Scan the lines below; pull out those with "text".
[start Extracted material]
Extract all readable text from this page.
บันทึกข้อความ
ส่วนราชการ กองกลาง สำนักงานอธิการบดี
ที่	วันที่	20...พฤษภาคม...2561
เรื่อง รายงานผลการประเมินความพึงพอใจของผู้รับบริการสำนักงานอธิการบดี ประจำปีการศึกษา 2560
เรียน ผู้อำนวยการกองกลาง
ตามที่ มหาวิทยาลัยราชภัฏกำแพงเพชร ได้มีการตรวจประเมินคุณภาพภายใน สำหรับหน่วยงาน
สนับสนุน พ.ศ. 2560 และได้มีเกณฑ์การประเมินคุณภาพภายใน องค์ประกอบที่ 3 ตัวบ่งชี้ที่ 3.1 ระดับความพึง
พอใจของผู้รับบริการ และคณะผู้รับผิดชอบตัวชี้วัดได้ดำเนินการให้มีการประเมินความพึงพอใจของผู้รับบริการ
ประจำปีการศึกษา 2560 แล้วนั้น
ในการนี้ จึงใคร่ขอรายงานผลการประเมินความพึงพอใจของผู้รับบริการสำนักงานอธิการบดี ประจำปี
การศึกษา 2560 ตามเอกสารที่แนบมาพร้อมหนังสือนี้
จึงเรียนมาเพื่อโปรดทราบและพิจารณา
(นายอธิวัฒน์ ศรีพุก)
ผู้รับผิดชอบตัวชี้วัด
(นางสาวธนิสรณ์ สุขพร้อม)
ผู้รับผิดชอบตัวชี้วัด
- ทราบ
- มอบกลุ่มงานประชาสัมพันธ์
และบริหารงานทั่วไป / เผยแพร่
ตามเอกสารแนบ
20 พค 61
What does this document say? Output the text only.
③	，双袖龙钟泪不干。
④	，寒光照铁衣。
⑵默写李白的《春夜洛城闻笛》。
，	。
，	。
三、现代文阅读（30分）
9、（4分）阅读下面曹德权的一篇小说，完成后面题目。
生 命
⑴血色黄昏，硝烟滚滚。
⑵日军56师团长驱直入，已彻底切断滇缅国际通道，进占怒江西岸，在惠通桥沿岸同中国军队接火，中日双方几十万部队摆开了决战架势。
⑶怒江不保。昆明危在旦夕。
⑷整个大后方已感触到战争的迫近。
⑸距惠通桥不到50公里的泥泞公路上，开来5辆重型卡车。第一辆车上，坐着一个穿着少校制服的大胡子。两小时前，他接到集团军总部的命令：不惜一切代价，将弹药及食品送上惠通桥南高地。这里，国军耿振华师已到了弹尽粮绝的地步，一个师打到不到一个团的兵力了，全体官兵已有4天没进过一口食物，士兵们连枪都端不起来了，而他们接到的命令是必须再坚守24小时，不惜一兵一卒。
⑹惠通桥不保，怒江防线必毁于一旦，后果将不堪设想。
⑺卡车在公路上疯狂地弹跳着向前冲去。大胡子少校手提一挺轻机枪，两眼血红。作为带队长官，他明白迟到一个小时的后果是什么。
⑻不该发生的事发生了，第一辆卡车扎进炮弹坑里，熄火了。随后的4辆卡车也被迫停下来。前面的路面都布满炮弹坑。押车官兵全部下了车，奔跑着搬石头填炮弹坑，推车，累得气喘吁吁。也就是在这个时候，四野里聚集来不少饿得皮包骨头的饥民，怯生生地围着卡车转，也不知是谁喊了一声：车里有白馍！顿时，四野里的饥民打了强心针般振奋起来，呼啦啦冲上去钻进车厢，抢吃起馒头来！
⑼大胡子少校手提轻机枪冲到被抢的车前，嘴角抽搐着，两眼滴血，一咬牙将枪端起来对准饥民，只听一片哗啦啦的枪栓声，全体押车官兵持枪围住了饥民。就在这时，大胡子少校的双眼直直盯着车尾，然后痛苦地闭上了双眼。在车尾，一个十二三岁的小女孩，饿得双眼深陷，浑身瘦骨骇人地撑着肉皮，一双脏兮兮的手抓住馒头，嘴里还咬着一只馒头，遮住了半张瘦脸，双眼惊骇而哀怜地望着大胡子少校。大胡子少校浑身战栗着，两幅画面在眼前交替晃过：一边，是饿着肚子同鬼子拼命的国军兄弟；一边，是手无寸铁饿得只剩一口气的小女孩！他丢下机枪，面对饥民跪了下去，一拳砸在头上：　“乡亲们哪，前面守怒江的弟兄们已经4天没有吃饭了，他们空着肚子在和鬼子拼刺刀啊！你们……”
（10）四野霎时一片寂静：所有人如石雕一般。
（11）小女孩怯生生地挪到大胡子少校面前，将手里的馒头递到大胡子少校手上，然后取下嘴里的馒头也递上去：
[end Extracted material]
▸ **Output for this exercise**:
Extract all readable text from this page.
What does this document say? Output the text only.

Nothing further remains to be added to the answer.